** Exercise inputs **
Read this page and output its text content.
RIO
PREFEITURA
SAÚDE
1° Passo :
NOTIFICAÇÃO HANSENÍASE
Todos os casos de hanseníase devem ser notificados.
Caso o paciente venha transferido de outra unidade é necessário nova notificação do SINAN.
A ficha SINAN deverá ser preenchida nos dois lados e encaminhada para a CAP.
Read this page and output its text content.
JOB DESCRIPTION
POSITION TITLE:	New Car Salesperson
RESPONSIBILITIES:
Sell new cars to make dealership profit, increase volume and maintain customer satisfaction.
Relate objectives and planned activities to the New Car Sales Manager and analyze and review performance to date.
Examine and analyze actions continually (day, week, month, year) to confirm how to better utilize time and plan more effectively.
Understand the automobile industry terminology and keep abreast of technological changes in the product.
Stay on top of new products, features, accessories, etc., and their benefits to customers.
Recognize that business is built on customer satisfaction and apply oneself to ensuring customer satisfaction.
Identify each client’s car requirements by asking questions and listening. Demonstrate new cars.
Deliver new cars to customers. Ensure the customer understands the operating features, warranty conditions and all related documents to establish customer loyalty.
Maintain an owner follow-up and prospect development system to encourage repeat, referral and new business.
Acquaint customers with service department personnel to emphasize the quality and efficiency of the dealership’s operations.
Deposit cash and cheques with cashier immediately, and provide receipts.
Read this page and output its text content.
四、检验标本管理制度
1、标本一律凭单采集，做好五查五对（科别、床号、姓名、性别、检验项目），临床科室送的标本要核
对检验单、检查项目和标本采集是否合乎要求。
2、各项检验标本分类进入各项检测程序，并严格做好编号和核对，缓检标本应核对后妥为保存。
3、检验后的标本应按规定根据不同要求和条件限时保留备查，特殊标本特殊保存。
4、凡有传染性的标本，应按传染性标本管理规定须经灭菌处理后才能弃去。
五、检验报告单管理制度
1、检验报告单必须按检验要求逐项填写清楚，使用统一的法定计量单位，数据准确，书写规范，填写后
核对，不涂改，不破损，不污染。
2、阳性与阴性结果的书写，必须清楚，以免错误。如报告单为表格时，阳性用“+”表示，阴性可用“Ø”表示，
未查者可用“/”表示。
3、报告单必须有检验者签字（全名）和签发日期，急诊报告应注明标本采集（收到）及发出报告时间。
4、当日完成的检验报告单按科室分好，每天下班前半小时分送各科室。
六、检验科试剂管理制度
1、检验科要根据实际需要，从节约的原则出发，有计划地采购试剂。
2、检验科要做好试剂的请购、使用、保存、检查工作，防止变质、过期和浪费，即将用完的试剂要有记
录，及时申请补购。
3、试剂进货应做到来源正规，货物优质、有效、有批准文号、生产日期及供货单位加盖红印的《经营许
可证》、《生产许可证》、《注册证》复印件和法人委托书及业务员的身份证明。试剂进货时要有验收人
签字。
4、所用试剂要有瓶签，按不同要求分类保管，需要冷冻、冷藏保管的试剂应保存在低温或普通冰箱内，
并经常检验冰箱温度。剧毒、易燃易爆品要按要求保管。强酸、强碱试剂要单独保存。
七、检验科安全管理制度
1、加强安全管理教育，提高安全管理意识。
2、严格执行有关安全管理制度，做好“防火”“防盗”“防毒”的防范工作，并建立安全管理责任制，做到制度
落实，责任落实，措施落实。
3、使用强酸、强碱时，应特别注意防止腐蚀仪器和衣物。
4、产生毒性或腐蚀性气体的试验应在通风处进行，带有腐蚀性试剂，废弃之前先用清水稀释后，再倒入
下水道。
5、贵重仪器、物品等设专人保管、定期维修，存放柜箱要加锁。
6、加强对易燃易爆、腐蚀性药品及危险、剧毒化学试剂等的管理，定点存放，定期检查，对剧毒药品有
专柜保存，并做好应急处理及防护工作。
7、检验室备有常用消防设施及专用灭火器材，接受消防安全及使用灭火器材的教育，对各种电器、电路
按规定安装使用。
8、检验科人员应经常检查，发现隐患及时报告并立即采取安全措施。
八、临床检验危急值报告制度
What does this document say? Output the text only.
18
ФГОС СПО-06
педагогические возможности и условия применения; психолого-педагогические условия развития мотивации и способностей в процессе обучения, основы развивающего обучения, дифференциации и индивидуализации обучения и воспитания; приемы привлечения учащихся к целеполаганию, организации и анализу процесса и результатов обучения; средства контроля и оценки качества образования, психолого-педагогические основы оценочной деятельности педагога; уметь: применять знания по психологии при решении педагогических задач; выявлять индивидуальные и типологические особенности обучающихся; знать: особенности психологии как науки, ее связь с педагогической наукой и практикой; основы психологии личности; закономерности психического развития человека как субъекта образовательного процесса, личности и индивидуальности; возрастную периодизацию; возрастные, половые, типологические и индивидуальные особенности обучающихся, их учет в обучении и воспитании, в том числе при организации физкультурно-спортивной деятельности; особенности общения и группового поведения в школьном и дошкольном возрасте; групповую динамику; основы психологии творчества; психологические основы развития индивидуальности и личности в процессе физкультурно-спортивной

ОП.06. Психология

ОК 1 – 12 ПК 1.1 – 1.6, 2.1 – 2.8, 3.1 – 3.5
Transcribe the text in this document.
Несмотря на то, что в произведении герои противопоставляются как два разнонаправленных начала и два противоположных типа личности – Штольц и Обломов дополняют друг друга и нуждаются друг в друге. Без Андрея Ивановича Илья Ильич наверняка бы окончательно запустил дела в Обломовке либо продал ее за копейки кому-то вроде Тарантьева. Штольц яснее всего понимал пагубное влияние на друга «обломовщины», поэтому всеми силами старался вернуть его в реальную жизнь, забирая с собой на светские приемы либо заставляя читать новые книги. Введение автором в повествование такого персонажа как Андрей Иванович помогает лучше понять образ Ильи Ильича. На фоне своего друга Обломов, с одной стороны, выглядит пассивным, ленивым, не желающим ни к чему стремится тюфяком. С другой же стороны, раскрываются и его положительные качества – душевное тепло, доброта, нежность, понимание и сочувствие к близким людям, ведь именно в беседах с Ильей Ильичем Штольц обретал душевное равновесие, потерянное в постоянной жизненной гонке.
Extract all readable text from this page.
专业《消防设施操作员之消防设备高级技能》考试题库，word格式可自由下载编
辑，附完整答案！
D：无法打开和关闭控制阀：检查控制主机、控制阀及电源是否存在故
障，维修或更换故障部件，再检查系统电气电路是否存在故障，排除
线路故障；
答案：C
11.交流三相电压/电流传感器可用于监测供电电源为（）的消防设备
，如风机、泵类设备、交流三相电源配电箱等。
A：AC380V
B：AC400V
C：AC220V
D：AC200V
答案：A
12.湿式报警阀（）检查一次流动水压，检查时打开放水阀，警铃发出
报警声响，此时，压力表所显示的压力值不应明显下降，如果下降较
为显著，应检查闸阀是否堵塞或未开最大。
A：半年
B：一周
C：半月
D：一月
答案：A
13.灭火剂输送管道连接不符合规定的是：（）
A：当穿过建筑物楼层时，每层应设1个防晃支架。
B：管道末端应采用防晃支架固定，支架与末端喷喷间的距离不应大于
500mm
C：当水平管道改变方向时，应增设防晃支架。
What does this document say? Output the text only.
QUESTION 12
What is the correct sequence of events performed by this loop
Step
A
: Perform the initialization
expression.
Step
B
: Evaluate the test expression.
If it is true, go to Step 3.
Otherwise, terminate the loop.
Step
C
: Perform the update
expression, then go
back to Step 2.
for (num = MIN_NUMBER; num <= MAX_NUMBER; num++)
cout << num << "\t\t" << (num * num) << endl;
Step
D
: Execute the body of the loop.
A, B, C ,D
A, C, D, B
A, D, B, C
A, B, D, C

** Problem description **
From the data above, extract every line in its exact form.

** Output for this task **
Read this page and output its text content.
RIO
PREFEITURA
SAÚDE
1° Passo :
NOTIFICAÇÃO HANSENÍASE
Todos os casos de hanseníase devem ser notificados.
Caso o paciente venha transferido de outra unidade é necessário nova notificação do SINAN.
A ficha SINAN deverá ser preenchida nos dois lados e encaminhada para a CAP.
Read this page and output its text content.
JOB DESCRIPTION
POSITION TITLE:	New Car Salesperson
RESPONSIBILITIES:
Sell new cars to make dealership profit, increase volume and maintain customer satisfaction.
Relate objectives and planned activities to the New Car Sales Manager and analyze and review performance to date.
Examine and analyze actions continually (day, week, month, year) to confirm how to better utilize time and plan more effectively.
Understand the automobile industry terminology and keep abreast of technological changes in the product.
Stay on top of new products, features, accessories, etc., and their benefits to customers.
Recognize that business is built on customer satisfaction and apply oneself to ensuring customer satisfaction.
Identify each client’s car requirements by asking questions and listening. Demonstrate new cars.
Deliver new cars to customers. Ensure the customer understands the operating features, warranty conditions and all related documents to establish customer loyalty.
Maintain an owner follow-up and prospect development system to encourage repeat, referral and new business.
Acquaint customers with service department personnel to emphasize the quality and efficiency of the dealership’s operations.
Deposit cash and cheques with cashier immediately, and provide receipts.
Read this page and output its text content.
四、检验标本管理制度
1、标本一律凭单采集，做好五查五对（科别、床号、姓名、性别、检验项目），临床科室送的标本要核
对检验单、检查项目和标本采集是否合乎要求。
2、各项检验标本分类进入各项检测程序，并严格做好编号和核对，缓检标本应核对后妥为保存。
3、检验后的标本应按规定根据不同要求和条件限时保留备查，特殊标本特殊保存。
4、凡有传染性的标本，应按传染性标本管理规定须经灭菌处理后才能弃去。
五、检验报告单管理制度
1、检验报告单必须按检验要求逐项填写清楚，使用统一的法定计量单位，数据准确，书写规范，填写后
核对，不涂改，不破损，不污染。
2、阳性与阴性结果的书写，必须清楚，以免错误。如报告单为表格时，阳性用“+”表示，阴性可用“Ø”表示，
未查者可用“/”表示。
3、报告单必须有检验者签字（全名）和签发日期，急诊报告应注明标本采集（收到）及发出报告时间。
4、当日完成的检验报告单按科室分好，每天下班前半小时分送各科室。
六、检验科试剂管理制度
1、检验科要根据实际需要，从节约的原则出发，有计划地采购试剂。
2、检验科要做好试剂的请购、使用、保存、检查工作，防止变质、过期和浪费，即将用完的试剂要有记
录，及时申请补购。
3、试剂进货应做到来源正规，货物优质、有效、有批准文号、生产日期及供货单位加盖红印的《经营许
可证》、《生产许可证》、《注册证》复印件和法人委托书及业务员的身份证明。试剂进货时要有验收人
签字。
4、所用试剂要有瓶签，按不同要求分类保管，需要冷冻、冷藏保管的试剂应保存在低温或普通冰箱内，
并经常检验冰箱温度。剧毒、易燃易爆品要按要求保管。强酸、强碱试剂要单独保存。
七、检验科安全管理制度
1、加强安全管理教育，提高安全管理意识。
2、严格执行有关安全管理制度，做好“防火”“防盗”“防毒”的防范工作，并建立安全管理责任制，做到制度
落实，责任落实，措施落实。
3、使用强酸、强碱时，应特别注意防止腐蚀仪器和衣物。
4、产生毒性或腐蚀性气体的试验应在通风处进行，带有腐蚀性试剂，废弃之前先用清水稀释后，再倒入
下水道。
5、贵重仪器、物品等设专人保管、定期维修，存放柜箱要加锁。
6、加强对易燃易爆、腐蚀性药品及危险、剧毒化学试剂等的管理，定点存放，定期检查，对剧毒药品有
专柜保存，并做好应急处理及防护工作。
7、检验室备有常用消防设施及专用灭火器材，接受消防安全及使用灭火器材的教育，对各种电器、电路
按规定安装使用。
8、检验科人员应经常检查，发现隐患及时报告并立即采取安全措施。
八、临床检验危急值报告制度
What does this document say? Output the text only.
18
ФГОС СПО-06
педагогические возможности и условия применения; психолого-педагогические условия развития мотивации и способностей в процессе обучения, основы развивающего обучения, дифференциации и индивидуализации обучения и воспитания; приемы привлечения учащихся к целеполаганию, организации и анализу процесса и результатов обучения; средства контроля и оценки качества образования, психолого-педагогические основы оценочной деятельности педагога; уметь: применять знания по психологии при решении педагогических задач; выявлять индивидуальные и типологические особенности обучающихся; знать: особенности психологии как науки, ее связь с педагогической наукой и практикой; основы психологии личности; закономерности психического развития человека как субъекта образовательного процесса, личности и индивидуальности; возрастную периодизацию; возрастные, половые, типологические и индивидуальные особенности обучающихся, их учет в обучении и воспитании, в том числе при организации физкультурно-спортивной деятельности; особенности общения и группового поведения в школьном и дошкольном возрасте; групповую динамику; основы психологии творчества; психологические основы развития индивидуальности и личности в процессе физкультурно-спортивной

ОП.06. Психология

ОК 1 – 12 ПК 1.1 – 1.6, 2.1 – 2.8, 3.1 – 3.5
Transcribe the text in this document.
Несмотря на то, что в произведении герои противопоставляются как два разнонаправленных начала и два противоположных типа личности – Штольц и Обломов дополняют друг друга и нуждаются друг в друге. Без Андрея Ивановича Илья Ильич наверняка бы окончательно запустил дела в Обломовке либо продал ее за копейки кому-то вроде Тарантьева. Штольц яснее всего понимал пагубное влияние на друга «обломовщины», поэтому всеми силами старался вернуть его в реальную жизнь, забирая с собой на светские приемы либо заставляя читать новые книги. Введение автором в повествование такого персонажа как Андрей Иванович помогает лучше понять образ Ильи Ильича. На фоне своего друга Обломов, с одной стороны, выглядит пассивным, ленивым, не желающим ни к чему стремится тюфяком. С другой же стороны, раскрываются и его положительные качества – душевное тепло, доброта, нежность, понимание и сочувствие к близким людям, ведь именно в беседах с Ильей Ильичем Штольц обретал душевное равновесие, потерянное в постоянной жизненной гонке.
Extract all readable text from this page.
专业《消防设施操作员之消防设备高级技能》考试题库，word格式可自由下载编
辑，附完整答案！
D：无法打开和关闭控制阀：检查控制主机、控制阀及电源是否存在故
障，维修或更换故障部件，再检查系统电气电路是否存在故障，排除
线路故障；
答案：C
11.交流三相电压/电流传感器可用于监测供电电源为（）的消防设备
，如风机、泵类设备、交流三相电源配电箱等。
A：AC380V
B：AC400V
C：AC220V
D：AC200V
答案：A
12.湿式报警阀（）检查一次流动水压，检查时打开放水阀，警铃发出
报警声响，此时，压力表所显示的压力值不应明显下降，如果下降较
为显著，应检查闸阀是否堵塞或未开最大。
A：半年
B：一周
C：半月
D：一月
答案：A
13.灭火剂输送管道连接不符合规定的是：（）
A：当穿过建筑物楼层时，每层应设1个防晃支架。
B：管道末端应采用防晃支架固定，支架与末端喷喷间的距离不应大于
500mm
C：当水平管道改变方向时，应增设防晃支架。
What does this document say? Output the text only.
QUESTION 12
What is the correct sequence of events performed by this loop
Step
A
: Perform the initialization
expression.
Step
B
: Evaluate the test expression.
If it is true, go to Step 3.
Otherwise, terminate the loop.
Step
C
: Perform the update
expression, then go
back to Step 2.
for (num = MIN_NUMBER; num <= MAX_NUMBER; num++)
cout << num << "\t\t" << (num * num) << endl;
Step
D
: Execute the body of the loop.
A, B, C ,D
A, C, D, B
A, D, B, C
A, B, D, C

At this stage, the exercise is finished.